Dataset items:
━━━━━━━━━━

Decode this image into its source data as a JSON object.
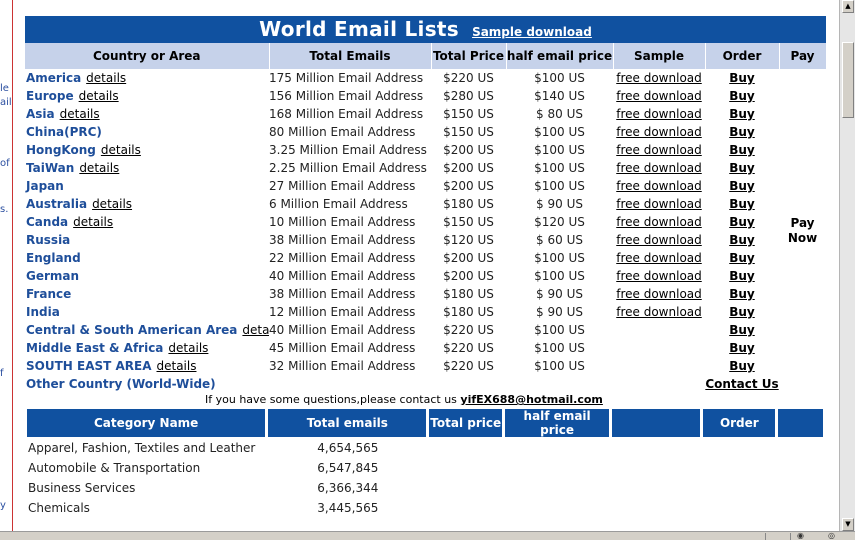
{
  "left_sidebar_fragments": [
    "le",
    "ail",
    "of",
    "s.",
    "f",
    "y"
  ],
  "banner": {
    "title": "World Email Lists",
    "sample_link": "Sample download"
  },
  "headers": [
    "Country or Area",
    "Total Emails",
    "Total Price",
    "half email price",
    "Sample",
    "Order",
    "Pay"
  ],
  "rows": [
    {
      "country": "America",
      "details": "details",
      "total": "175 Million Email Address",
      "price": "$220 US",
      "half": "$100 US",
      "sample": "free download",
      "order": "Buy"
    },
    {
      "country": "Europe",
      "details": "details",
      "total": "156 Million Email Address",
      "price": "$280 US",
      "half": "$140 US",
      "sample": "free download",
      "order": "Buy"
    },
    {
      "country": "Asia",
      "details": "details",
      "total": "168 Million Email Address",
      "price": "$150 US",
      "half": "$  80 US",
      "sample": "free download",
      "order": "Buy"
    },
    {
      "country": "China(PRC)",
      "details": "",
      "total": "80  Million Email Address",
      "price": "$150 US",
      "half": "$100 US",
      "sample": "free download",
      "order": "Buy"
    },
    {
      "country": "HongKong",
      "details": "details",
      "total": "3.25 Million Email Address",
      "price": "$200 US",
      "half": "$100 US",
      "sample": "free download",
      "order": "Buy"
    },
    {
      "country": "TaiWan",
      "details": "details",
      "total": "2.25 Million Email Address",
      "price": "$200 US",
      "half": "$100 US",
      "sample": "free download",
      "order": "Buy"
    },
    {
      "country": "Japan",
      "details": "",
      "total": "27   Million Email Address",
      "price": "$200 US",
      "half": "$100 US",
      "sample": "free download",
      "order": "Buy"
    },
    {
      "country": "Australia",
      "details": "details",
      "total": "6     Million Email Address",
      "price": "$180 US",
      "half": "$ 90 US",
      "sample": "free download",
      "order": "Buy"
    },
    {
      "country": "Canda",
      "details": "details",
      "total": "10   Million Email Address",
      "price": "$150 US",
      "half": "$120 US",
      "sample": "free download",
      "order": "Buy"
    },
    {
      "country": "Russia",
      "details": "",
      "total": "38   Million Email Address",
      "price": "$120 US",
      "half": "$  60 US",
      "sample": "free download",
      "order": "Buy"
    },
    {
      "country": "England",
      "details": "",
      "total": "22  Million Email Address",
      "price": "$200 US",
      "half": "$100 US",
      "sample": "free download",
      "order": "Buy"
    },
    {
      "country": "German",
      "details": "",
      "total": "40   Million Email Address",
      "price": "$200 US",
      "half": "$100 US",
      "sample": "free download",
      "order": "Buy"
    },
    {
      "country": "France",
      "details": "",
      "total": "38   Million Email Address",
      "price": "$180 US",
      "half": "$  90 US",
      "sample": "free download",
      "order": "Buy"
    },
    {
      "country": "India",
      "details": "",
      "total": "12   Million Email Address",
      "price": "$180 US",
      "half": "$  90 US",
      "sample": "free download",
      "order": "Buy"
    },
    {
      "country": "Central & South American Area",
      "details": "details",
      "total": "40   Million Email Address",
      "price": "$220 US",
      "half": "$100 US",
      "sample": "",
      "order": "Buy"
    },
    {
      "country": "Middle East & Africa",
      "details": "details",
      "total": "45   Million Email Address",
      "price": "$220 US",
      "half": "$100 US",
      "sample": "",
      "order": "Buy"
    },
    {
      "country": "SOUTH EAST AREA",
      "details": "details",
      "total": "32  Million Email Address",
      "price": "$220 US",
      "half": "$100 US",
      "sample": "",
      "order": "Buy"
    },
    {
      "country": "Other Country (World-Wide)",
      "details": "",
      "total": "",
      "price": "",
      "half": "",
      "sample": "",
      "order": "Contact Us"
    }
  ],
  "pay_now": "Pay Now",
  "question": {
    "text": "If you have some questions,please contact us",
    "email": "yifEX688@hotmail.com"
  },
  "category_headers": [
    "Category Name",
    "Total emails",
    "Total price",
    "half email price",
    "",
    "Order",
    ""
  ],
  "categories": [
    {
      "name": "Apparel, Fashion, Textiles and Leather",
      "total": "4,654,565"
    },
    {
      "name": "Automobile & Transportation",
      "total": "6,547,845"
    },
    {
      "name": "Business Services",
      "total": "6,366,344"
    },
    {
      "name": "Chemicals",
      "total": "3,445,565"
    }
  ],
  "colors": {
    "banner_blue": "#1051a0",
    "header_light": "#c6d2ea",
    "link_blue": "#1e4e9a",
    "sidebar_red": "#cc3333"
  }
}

━━━━━━━━━━

**EXERCISE OBJECTIVE**
The records above should be reproduced exactly, with no pictures included.

**RESPONSE**
Decode this image into its source data as a JSON object.
{
  "left_sidebar_fragments": [
    "le",
    "ail",
    "of",
    "s.",
    "f",
    "y"
  ],
  "banner": {
    "title": "World Email Lists",
    "sample_link": "Sample download"
  },
  "headers": [
    "Country or Area",
    "Total Emails",
    "Total Price",
    "half email price",
    "Sample",
    "Order",
    "Pay"
  ],
  "rows": [
    {
      "country": "America",
      "details": "details",
      "total": "175 Million Email Address",
      "price": "$220 US",
      "half": "$100 US",
      "sample": "free download",
      "order": "Buy"
    },
    {
      "country": "Europe",
      "details": "details",
      "total": "156 Million Email Address",
      "price": "$280 US",
      "half": "$140 US",
      "sample": "free download",
      "order": "Buy"
    },
    {
      "country": "Asia",
      "details": "details",
      "total": "168 Million Email Address",
      "price": "$150 US",
      "half": "$  80 US",
      "sample": "free download",
      "order": "Buy"
    },
    {
      "country": "China(PRC)",
      "details": "",
      "total": "80  Million Email Address",
      "price": "$150 US",
      "half": "$100 US",
      "sample": "free download",
      "order": "Buy"
    },
    {
      "country": "HongKong",
      "details": "details",
      "total": "3.25 Million Email Address",
      "price": "$200 US",
      "half": "$100 US",
      "sample": "free download",
      "order": "Buy"
    },
    {
      "country": "TaiWan",
      "details": "details",
      "total": "2.25 Million Email Address",
      "price": "$200 US",
      "half": "$100 US",
      "sample": "free download",
      "order": "Buy"
    },
    {
      "country": "Japan",
      "details": "",
      "total": "27   Million Email Address",
      "price": "$200 US",
      "half": "$100 US",
      "sample": "free download",
      "order": "Buy"
    },
    {
      "country": "Australia",
      "details": "details",
      "total": "6     Million Email Address",
      "price": "$180 US",
      "half": "$ 90 US",
      "sample": "free download",
      "order": "Buy"
    },
    {
      "country": "Canda",
      "details": "details",
      "total": "10   Million Email Address",
      "price": "$150 US",
      "half": "$120 US",
      "sample": "free download",
      "order": "Buy"
    },
    {
      "country": "Russia",
      "details": "",
      "total": "38   Million Email Address",
      "price": "$120 US",
      "half": "$  60 US",
      "sample": "free download",
      "order": "Buy"
    },
    {
      "country": "England",
      "details": "",
      "total": "22  Million Email Address",
      "price": "$200 US",
      "half": "$100 US",
      "sample": "free download",
      "order": "Buy"
    },
    {
      "country": "German",
      "details": "",
      "total": "40   Million Email Address",
      "price": "$200 US",
      "half": "$100 US",
      "sample": "free download",
      "order": "Buy"
    },
    {
      "country": "France",
      "details": "",
      "total": "38   Million Email Address",
      "price": "$180 US",
      "half": "$  90 US",
      "sample": "free download",
      "order": "Buy"
    },
    {
      "country": "India",
      "details": "",
      "total": "12   Million Email Address",
      "price": "$180 US",
      "half": "$  90 US",
      "sample": "free download",
      "order": "Buy"
    },
    {
      "country": "Central & South American Area",
      "details": "details",
      "total": "40   Million Email Address",
      "price": "$220 US",
      "half": "$100 US",
      "sample": "",
      "order": "Buy"
    },
    {
      "country": "Middle East & Africa",
      "details": "details",
      "total": "45   Million Email Address",
      "price": "$220 US",
      "half": "$100 US",
      "sample": "",
      "order": "Buy"
    },
    {
      "country": "SOUTH EAST AREA",
      "details": "details",
      "total": "32  Million Email Address",
      "price": "$220 US",
      "half": "$100 US",
      "sample": "",
      "order": "Buy"
    },
    {
      "country": "Other Country (World-Wide)",
      "details": "",
      "total": "",
      "price": "",
      "half": "",
      "sample": "",
      "order": "Contact Us"
    }
  ],
  "pay_now": "Pay Now",
  "question": {
    "text": "If you have some questions,please contact us",
    "email": "yifEX688@hotmail.com"
  },
  "category_headers": [
    "Category Name",
    "Total emails",
    "Total price",
    "half email price",
    "",
    "Order",
    ""
  ],
  "categories": [
    {
      "name": "Apparel, Fashion, Textiles and Leather",
      "total": "4,654,565"
    },
    {
      "name": "Automobile & Transportation",
      "total": "6,547,845"
    },
    {
      "name": "Business Services",
      "total": "6,366,344"
    },
    {
      "name": "Chemicals",
      "total": "3,445,565"
    }
  ],
  "colors": {
    "banner_blue": "#1051a0",
    "header_light": "#c6d2ea",
    "link_blue": "#1e4e9a",
    "sidebar_red": "#cc3333"
  }
}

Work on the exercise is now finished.